» **TASK DIRECTIONS**
Would you quote every entry exactly, dropping only the pictures?
----------
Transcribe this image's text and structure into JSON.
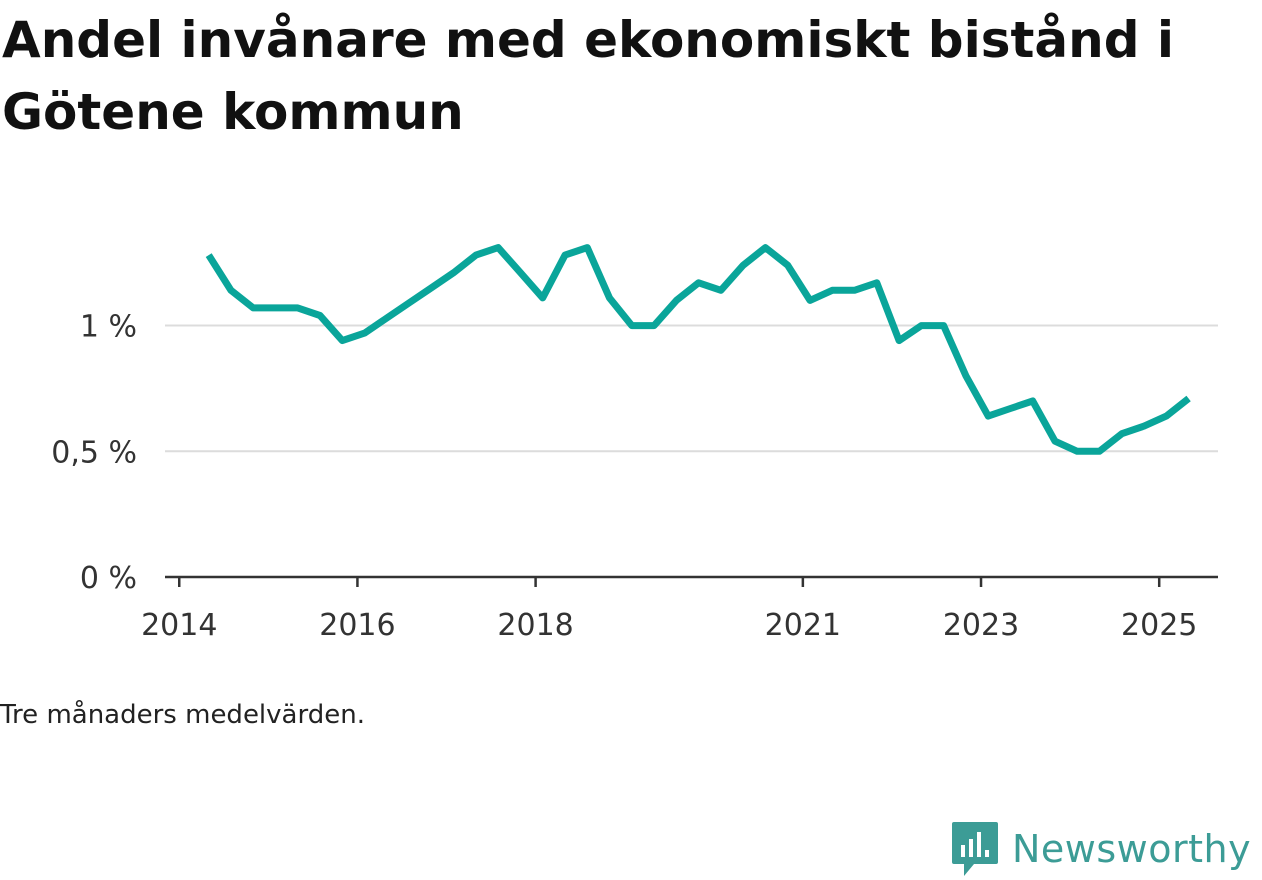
{
  "chart_data": {
    "type": "line",
    "title": "Andel invånare med ekonomiskt bistånd i Götene kommun",
    "note": "Tre månaders medelvärden.",
    "ylabel": "",
    "xlabel": "",
    "yticks": [
      {
        "value": 0,
        "label": "0 %"
      },
      {
        "value": 0.5,
        "label": "0,5 %"
      },
      {
        "value": 1,
        "label": "1 %"
      }
    ],
    "xticks": [
      {
        "value": 2014.0,
        "label": "2014"
      },
      {
        "value": 2016.0,
        "label": "2016"
      },
      {
        "value": 2018.0,
        "label": "2018"
      },
      {
        "value": 2021.0,
        "label": "2021"
      },
      {
        "value": 2023.0,
        "label": "2023"
      },
      {
        "value": 2025.0,
        "label": "2025"
      }
    ],
    "xlim": [
      2013.84,
      2025.66
    ],
    "ylim": [
      0,
      1.38
    ],
    "grid": true,
    "series": [
      {
        "color": "#0aa59a",
        "points": [
          [
            2014.33,
            1.28
          ],
          [
            2014.58,
            1.14
          ],
          [
            2014.83,
            1.07
          ],
          [
            2015.08,
            1.07
          ],
          [
            2015.33,
            1.07
          ],
          [
            2015.58,
            1.04
          ],
          [
            2015.83,
            0.94
          ],
          [
            2016.08,
            0.97
          ],
          [
            2016.33,
            1.03
          ],
          [
            2016.58,
            1.09
          ],
          [
            2016.83,
            1.15
          ],
          [
            2017.08,
            1.21
          ],
          [
            2017.33,
            1.28
          ],
          [
            2017.58,
            1.31
          ],
          [
            2017.83,
            1.21
          ],
          [
            2018.08,
            1.11
          ],
          [
            2018.33,
            1.28
          ],
          [
            2018.58,
            1.31
          ],
          [
            2018.83,
            1.11
          ],
          [
            2019.08,
            1.0
          ],
          [
            2019.33,
            1.0
          ],
          [
            2019.58,
            1.1
          ],
          [
            2019.83,
            1.17
          ],
          [
            2020.08,
            1.14
          ],
          [
            2020.33,
            1.24
          ],
          [
            2020.58,
            1.31
          ],
          [
            2020.83,
            1.24
          ],
          [
            2021.08,
            1.1
          ],
          [
            2021.33,
            1.14
          ],
          [
            2021.58,
            1.14
          ],
          [
            2021.83,
            1.17
          ],
          [
            2022.08,
            0.94
          ],
          [
            2022.33,
            1.0
          ],
          [
            2022.58,
            1.0
          ],
          [
            2022.83,
            0.8
          ],
          [
            2023.08,
            0.64
          ],
          [
            2023.33,
            0.67
          ],
          [
            2023.58,
            0.7
          ],
          [
            2023.83,
            0.54
          ],
          [
            2024.08,
            0.5
          ],
          [
            2024.33,
            0.5
          ],
          [
            2024.58,
            0.57
          ],
          [
            2024.83,
            0.6
          ],
          [
            2025.08,
            0.64
          ],
          [
            2025.33,
            0.71
          ]
        ]
      }
    ]
  },
  "brand": {
    "name": "Newsworthy",
    "color": "#3c9c96"
  }
}
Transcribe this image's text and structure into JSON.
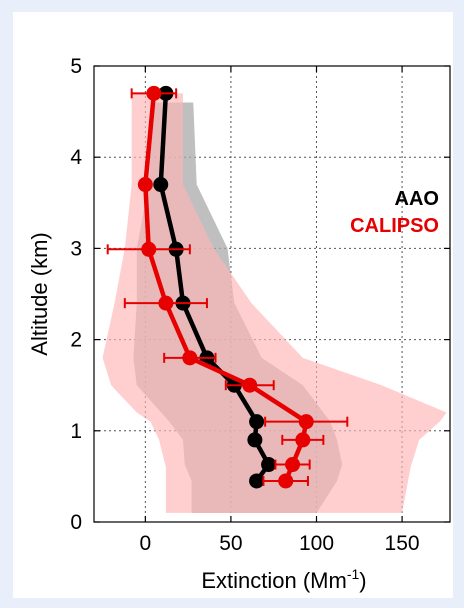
----------
» **WORKED SOLUTION**
Transcribe this image's text and structure into JSON.
{
  "chart_data": {
    "type": "line",
    "title": "Andel invånare med ekonomiskt bistånd i Götene kommun",
    "note": "Tre månaders medelvärden.",
    "ylabel": "",
    "xlabel": "",
    "yticks": [
      {
        "value": 0,
        "label": "0 %"
      },
      {
        "value": 0.5,
        "label": "0,5 %"
      },
      {
        "value": 1,
        "label": "1 %"
      }
    ],
    "xticks": [
      {
        "value": 2014.0,
        "label": "2014"
      },
      {
        "value": 2016.0,
        "label": "2016"
      },
      {
        "value": 2018.0,
        "label": "2018"
      },
      {
        "value": 2021.0,
        "label": "2021"
      },
      {
        "value": 2023.0,
        "label": "2023"
      },
      {
        "value": 2025.0,
        "label": "2025"
      }
    ],
    "xlim": [
      2013.84,
      2025.66
    ],
    "ylim": [
      0,
      1.38
    ],
    "grid": true,
    "series": [
      {
        "color": "#0aa59a",
        "points": [
          [
            2014.33,
            1.28
          ],
          [
            2014.58,
            1.14
          ],
          [
            2014.83,
            1.07
          ],
          [
            2015.08,
            1.07
          ],
          [
            2015.33,
            1.07
          ],
          [
            2015.58,
            1.04
          ],
          [
            2015.83,
            0.94
          ],
          [
            2016.08,
            0.97
          ],
          [
            2016.33,
            1.03
          ],
          [
            2016.58,
            1.09
          ],
          [
            2016.83,
            1.15
          ],
          [
            2017.08,
            1.21
          ],
          [
            2017.33,
            1.28
          ],
          [
            2017.58,
            1.31
          ],
          [
            2017.83,
            1.21
          ],
          [
            2018.08,
            1.11
          ],
          [
            2018.33,
            1.28
          ],
          [
            2018.58,
            1.31
          ],
          [
            2018.83,
            1.11
          ],
          [
            2019.08,
            1.0
          ],
          [
            2019.33,
            1.0
          ],
          [
            2019.58,
            1.1
          ],
          [
            2019.83,
            1.17
          ],
          [
            2020.08,
            1.14
          ],
          [
            2020.33,
            1.24
          ],
          [
            2020.58,
            1.31
          ],
          [
            2020.83,
            1.24
          ],
          [
            2021.08,
            1.1
          ],
          [
            2021.33,
            1.14
          ],
          [
            2021.58,
            1.14
          ],
          [
            2021.83,
            1.17
          ],
          [
            2022.08,
            0.94
          ],
          [
            2022.33,
            1.0
          ],
          [
            2022.58,
            1.0
          ],
          [
            2022.83,
            0.8
          ],
          [
            2023.08,
            0.64
          ],
          [
            2023.33,
            0.67
          ],
          [
            2023.58,
            0.7
          ],
          [
            2023.83,
            0.54
          ],
          [
            2024.08,
            0.5
          ],
          [
            2024.33,
            0.5
          ],
          [
            2024.58,
            0.57
          ],
          [
            2024.83,
            0.6
          ],
          [
            2025.08,
            0.64
          ],
          [
            2025.33,
            0.71
          ]
        ]
      }
    ]
  },
  "brand": {
    "name": "Newsworthy",
    "color": "#3c9c96"
  }
}
Transcribe this image's text and structure into JSON.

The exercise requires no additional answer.